THE TASK:
Look through the entries below and report how many lines hold the string "WEDNESFIELD". Only the number is wanted.

RECORDS SUPPLIED:
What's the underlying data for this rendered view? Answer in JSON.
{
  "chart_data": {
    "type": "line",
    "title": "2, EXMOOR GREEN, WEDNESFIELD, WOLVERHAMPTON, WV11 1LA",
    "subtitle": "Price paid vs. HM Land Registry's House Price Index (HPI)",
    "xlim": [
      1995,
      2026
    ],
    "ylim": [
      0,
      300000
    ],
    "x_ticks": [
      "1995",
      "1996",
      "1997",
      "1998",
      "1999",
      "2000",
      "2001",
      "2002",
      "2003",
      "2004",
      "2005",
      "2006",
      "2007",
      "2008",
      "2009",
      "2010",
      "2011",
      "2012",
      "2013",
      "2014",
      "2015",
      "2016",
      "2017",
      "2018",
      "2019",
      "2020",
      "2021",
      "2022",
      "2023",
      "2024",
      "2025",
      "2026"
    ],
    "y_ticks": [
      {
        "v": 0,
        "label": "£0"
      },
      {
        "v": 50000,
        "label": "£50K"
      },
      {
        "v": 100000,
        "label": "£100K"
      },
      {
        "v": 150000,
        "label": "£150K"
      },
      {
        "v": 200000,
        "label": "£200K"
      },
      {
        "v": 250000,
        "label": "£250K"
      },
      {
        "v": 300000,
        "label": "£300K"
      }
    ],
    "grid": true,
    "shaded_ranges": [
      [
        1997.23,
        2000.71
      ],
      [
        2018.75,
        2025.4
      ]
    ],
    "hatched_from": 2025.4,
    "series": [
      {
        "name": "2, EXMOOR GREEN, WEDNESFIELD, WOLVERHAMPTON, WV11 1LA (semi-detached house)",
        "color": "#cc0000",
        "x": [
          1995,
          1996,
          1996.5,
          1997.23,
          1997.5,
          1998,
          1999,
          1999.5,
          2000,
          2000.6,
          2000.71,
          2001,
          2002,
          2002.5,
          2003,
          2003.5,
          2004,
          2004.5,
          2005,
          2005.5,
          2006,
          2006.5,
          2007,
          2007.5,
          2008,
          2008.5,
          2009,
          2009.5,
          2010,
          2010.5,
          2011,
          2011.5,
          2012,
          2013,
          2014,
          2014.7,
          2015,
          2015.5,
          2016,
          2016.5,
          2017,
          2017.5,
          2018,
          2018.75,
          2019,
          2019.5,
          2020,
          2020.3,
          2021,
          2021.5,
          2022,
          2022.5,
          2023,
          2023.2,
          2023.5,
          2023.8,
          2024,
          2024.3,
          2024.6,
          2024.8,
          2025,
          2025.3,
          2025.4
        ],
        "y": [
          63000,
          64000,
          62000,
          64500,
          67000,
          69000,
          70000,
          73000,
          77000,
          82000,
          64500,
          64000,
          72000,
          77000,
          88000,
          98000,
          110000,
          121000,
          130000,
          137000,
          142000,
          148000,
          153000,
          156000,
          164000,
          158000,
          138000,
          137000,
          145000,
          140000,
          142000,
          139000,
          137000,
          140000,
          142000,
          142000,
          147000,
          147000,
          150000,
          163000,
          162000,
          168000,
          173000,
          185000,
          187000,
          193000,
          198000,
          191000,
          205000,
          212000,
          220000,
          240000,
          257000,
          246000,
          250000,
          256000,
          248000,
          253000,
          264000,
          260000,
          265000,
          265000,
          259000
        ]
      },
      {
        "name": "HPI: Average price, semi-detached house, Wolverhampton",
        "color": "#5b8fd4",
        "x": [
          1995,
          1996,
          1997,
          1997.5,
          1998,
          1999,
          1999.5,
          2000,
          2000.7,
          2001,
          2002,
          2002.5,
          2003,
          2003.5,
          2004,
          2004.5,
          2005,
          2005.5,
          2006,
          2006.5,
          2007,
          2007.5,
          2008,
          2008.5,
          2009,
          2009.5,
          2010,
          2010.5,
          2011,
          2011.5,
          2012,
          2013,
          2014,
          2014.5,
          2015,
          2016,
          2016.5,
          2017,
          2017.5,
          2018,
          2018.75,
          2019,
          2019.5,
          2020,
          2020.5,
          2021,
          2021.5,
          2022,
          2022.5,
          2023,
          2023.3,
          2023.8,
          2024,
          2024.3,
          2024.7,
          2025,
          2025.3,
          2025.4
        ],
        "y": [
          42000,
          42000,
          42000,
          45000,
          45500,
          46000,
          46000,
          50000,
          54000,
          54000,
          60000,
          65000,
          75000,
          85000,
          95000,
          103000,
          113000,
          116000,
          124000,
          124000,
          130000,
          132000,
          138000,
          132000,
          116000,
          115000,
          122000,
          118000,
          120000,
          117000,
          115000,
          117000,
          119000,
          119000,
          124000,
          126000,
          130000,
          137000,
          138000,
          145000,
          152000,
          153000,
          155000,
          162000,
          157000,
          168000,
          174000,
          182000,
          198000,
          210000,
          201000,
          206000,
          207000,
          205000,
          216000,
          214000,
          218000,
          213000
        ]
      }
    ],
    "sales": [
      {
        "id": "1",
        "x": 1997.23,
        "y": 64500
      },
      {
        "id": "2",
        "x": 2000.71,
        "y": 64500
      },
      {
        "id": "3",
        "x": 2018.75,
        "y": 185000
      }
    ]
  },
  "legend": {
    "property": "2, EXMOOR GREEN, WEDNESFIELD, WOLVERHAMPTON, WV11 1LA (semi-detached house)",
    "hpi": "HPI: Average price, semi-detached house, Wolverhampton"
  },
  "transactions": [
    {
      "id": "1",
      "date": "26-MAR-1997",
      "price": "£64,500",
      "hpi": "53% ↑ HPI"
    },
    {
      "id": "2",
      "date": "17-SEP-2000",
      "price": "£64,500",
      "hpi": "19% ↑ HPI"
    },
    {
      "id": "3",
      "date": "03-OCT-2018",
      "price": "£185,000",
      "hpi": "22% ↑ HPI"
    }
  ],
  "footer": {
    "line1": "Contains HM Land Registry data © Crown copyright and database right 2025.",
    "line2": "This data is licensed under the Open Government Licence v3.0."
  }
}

EXERCISE RESULT:
3